# WORK TO COMPLETE
The records below must be output exactly, without pictures.
● ● ●
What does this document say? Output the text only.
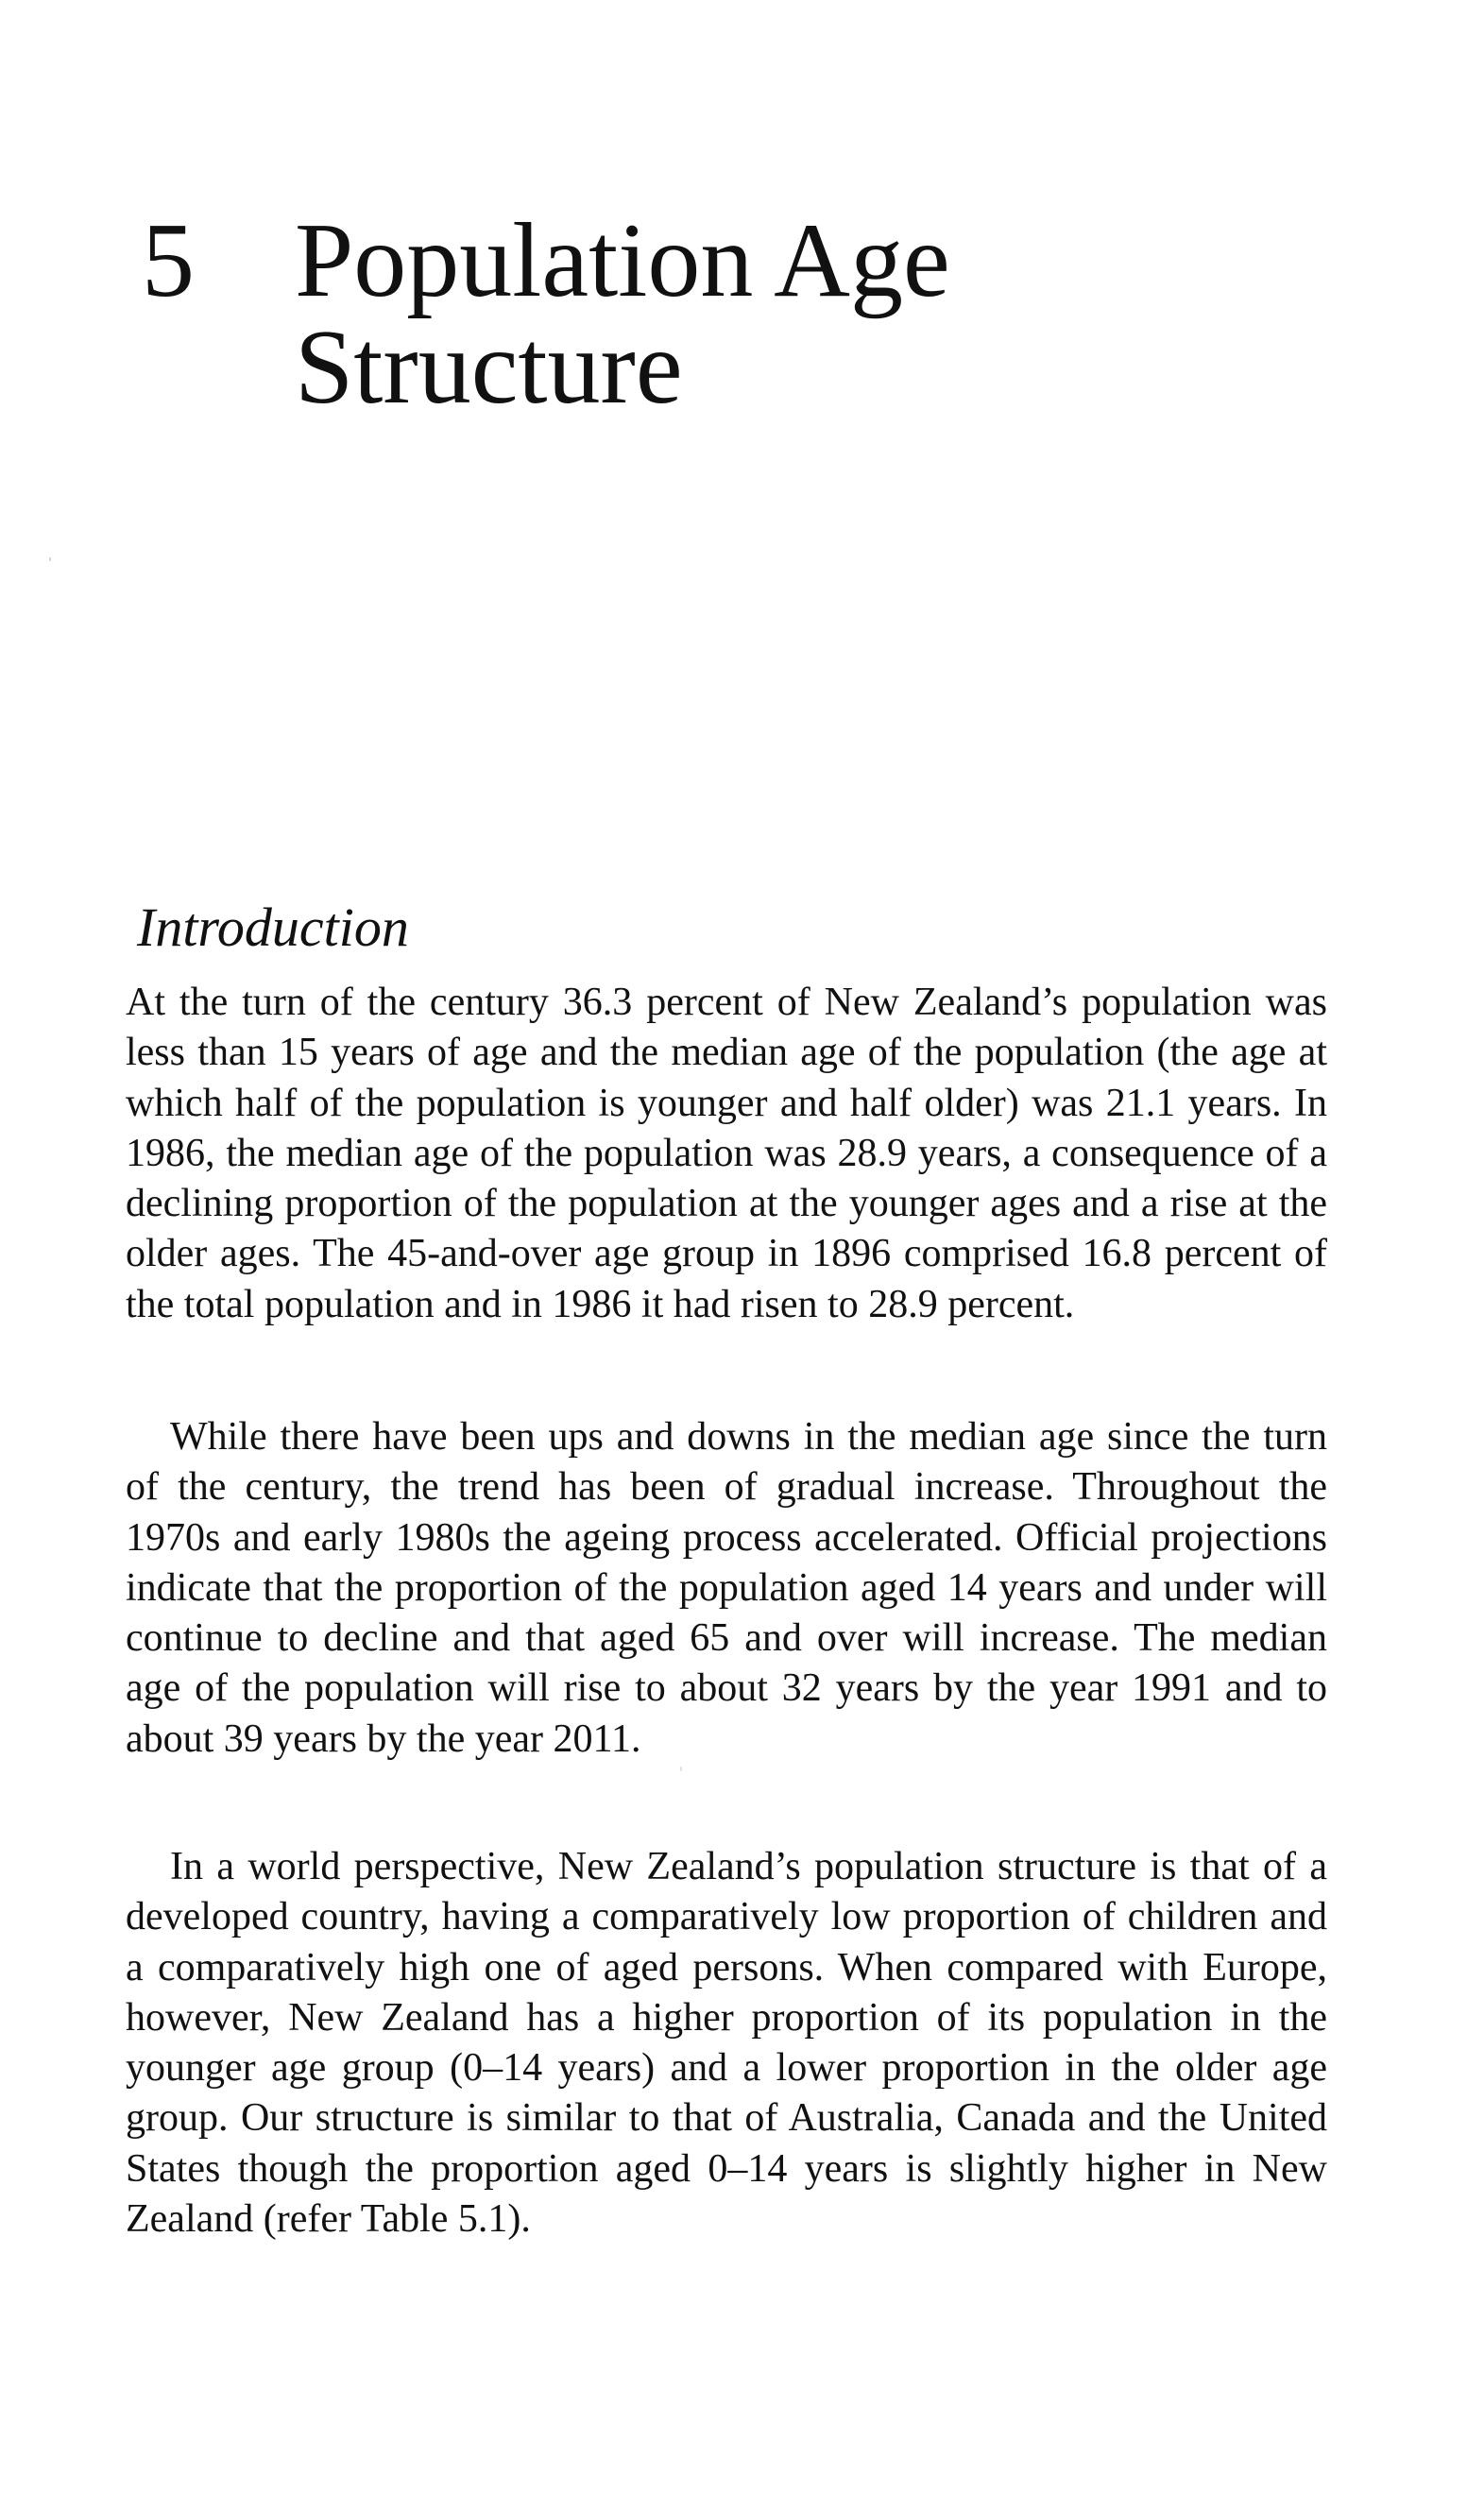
5 Population Age
Structure
Introduction

At the turn of the century 36.3 percent of New Zealand’s population was less than 15 years of age and the median age of the population (the age at which half of the population is younger and half older) was 21.1 years. In 1986, the median age of the population was 28.9 years, a consequence of a declining proportion of the population at the younger ages and a rise at the older ages. The 45-and-over age group in 1896 comprised 16.8 percent of the total population and in 1986 it had risen to 28.9 percent.

While there have been ups and downs in the median age since the turn of the century, the trend has been of gradual increase. Throughout the 1970s and early 1980s the ageing process accelerated. Official projections indicate that the proportion of the population aged 14 years and under will continue to decline and that aged 65 and over will increase. The median age of the population will rise to about 32 years by the year 1991 and to about 39 years by the year 2011.

In a world perspective, New Zealand’s population structure is that of a developed country, having a comparatively low proportion of children and a comparatively high one of aged persons. When compared with Europe, however, New Zealand has a higher proportion of its population in the younger age group (0–14 years) and a lower proportion in the older age group. Our structure is similar to that of Australia, Canada and the United States though the proportion aged 0–14 years is slightly higher in New Zealand (refer Table 5.1).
● ● ●
# EXERCISE SOLUTION
What does this document say? Output the text only.
5 Population Age
Structure
Introduction

At the turn of the century 36.3 percent of New Zealand’s population was less than 15 years of age and the median age of the population (the age at which half of the population is younger and half older) was 21.1 years. In 1986, the median age of the population was 28.9 years, a consequence of a declining proportion of the population at the younger ages and a rise at the older ages. The 45-and-over age group in 1896 comprised 16.8 percent of the total population and in 1986 it had risen to 28.9 percent.

While there have been ups and downs in the median age since the turn of the century, the trend has been of gradual increase. Throughout the 1970s and early 1980s the ageing process accelerated. Official projections indicate that the proportion of the population aged 14 years and under will continue to decline and that aged 65 and over will increase. The median age of the population will rise to about 32 years by the year 1991 and to about 39 years by the year 2011.

In a world perspective, New Zealand’s population structure is that of a developed country, having a comparatively low proportion of children and a comparatively high one of aged persons. When compared with Europe, however, New Zealand has a higher proportion of its population in the younger age group (0–14 years) and a lower proportion in the older age group. Our structure is similar to that of Australia, Canada and the United States though the proportion aged 0–14 years is slightly higher in New Zealand (refer Table 5.1).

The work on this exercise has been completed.